Locate every line below that contains the word "happiness" and copy it.

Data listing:
* * * * * * * * *

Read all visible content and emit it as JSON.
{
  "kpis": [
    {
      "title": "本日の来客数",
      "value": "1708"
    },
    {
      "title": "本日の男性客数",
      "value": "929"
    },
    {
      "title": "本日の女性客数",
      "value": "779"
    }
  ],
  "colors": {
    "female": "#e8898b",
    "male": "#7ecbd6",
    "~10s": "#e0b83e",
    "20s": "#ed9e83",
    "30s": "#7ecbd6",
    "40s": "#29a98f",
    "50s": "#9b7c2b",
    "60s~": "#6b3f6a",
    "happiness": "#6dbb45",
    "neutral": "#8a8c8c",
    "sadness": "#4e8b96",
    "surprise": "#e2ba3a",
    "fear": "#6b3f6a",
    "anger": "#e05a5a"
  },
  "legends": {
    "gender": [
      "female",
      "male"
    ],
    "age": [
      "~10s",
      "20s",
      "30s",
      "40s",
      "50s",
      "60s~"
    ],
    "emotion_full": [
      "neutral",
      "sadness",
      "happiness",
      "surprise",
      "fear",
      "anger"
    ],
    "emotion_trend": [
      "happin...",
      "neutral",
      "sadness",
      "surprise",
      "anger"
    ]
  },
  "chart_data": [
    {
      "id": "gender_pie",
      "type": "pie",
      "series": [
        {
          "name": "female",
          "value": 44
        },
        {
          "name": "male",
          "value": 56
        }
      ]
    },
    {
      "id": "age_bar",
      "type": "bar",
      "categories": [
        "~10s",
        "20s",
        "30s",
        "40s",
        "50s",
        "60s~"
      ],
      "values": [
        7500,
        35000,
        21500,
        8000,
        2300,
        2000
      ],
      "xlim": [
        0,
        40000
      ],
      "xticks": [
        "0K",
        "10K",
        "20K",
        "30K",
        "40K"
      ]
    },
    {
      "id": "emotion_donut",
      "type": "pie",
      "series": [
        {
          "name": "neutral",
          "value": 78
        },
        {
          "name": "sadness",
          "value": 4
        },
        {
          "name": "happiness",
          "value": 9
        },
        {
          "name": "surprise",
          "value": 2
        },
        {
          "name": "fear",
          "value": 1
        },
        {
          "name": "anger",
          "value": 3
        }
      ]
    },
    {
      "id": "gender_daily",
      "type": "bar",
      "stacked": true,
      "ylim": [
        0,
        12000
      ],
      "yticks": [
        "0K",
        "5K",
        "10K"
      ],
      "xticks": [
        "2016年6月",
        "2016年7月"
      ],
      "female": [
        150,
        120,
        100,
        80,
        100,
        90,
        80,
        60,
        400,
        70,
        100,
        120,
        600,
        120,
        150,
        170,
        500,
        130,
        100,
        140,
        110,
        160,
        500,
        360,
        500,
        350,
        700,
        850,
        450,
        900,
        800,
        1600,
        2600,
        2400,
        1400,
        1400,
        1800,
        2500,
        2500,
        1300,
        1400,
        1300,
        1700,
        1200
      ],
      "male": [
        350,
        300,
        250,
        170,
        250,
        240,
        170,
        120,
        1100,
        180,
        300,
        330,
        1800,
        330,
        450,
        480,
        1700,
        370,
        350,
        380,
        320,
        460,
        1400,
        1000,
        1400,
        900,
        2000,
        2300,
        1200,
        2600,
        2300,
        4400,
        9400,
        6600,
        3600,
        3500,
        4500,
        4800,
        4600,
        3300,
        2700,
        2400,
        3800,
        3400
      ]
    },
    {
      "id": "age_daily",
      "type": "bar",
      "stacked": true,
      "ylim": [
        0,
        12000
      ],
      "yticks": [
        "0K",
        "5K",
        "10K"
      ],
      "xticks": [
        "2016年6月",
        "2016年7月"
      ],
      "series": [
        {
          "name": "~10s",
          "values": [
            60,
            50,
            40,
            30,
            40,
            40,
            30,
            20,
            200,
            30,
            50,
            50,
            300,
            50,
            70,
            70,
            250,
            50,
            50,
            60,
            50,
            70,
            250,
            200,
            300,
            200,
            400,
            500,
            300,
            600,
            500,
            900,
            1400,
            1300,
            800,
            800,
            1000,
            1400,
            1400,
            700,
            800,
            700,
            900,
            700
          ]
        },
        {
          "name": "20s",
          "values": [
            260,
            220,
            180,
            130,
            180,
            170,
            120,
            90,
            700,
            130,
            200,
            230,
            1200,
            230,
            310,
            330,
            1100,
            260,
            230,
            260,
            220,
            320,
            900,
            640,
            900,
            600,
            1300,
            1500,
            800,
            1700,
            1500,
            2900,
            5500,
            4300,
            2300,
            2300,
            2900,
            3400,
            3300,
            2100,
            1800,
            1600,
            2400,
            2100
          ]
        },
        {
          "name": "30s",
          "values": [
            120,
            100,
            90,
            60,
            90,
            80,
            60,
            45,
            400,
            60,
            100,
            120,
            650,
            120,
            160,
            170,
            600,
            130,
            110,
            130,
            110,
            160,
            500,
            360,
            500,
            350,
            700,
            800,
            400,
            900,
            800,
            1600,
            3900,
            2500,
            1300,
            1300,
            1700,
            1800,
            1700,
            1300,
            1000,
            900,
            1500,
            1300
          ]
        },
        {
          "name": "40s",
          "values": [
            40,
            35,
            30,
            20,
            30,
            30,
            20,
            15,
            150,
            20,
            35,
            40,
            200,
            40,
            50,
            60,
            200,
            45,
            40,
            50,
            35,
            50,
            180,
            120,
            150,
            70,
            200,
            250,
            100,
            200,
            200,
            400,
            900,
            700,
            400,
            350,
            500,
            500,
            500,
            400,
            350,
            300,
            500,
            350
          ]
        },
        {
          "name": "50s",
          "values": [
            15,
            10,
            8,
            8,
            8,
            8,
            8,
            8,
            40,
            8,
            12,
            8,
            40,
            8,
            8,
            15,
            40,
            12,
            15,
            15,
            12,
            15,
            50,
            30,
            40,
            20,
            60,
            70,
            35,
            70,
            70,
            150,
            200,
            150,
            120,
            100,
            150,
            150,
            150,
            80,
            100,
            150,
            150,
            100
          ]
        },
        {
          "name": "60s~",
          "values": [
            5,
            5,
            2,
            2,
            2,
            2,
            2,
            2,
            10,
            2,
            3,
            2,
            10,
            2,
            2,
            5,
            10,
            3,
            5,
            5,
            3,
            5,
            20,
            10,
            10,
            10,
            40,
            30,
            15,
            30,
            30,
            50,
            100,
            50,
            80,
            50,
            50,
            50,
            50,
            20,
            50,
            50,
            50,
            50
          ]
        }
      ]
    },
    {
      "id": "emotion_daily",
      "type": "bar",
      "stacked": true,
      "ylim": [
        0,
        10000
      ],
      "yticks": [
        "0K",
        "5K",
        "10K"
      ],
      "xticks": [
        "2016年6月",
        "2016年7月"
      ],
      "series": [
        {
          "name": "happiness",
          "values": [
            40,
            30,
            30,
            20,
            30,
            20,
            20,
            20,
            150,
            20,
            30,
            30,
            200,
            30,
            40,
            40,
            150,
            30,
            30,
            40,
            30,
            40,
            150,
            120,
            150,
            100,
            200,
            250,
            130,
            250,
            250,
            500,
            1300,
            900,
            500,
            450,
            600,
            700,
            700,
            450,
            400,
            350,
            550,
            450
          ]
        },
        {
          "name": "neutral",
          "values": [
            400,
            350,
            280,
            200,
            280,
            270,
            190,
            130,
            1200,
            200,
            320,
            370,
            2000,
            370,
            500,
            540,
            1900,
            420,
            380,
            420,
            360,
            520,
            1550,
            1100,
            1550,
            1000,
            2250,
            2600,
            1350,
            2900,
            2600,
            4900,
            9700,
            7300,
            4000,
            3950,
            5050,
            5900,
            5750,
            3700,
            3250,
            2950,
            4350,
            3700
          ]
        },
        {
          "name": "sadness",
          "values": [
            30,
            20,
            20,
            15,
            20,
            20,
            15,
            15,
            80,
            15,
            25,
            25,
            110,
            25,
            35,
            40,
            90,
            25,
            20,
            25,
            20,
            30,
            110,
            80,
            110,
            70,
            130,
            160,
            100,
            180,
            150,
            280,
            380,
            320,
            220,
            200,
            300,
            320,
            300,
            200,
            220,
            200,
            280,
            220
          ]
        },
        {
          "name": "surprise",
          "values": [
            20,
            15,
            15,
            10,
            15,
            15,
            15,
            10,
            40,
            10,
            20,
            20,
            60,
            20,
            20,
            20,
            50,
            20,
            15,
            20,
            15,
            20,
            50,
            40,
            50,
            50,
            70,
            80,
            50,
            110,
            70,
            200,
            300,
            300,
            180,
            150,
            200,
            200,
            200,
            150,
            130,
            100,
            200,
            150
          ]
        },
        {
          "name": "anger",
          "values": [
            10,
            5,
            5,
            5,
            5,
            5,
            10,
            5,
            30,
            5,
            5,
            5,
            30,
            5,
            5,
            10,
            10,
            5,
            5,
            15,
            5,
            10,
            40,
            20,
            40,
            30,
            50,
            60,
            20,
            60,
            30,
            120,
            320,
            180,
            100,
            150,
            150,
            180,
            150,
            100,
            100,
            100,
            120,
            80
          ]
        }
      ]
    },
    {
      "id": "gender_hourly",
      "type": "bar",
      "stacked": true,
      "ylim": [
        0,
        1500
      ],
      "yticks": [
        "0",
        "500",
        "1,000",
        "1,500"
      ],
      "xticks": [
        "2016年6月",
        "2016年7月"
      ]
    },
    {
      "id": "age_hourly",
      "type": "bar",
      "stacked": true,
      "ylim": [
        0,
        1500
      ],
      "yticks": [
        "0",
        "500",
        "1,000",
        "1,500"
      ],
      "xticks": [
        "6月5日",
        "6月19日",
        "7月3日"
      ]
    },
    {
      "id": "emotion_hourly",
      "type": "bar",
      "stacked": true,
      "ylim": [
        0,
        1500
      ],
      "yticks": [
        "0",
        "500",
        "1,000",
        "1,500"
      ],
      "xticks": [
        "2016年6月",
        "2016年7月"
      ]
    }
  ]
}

* * * * * * * * *

Answer to the exercise:
    "happiness": "#6dbb45",
      "happiness",
          "name": "happiness",
          "name": "happiness",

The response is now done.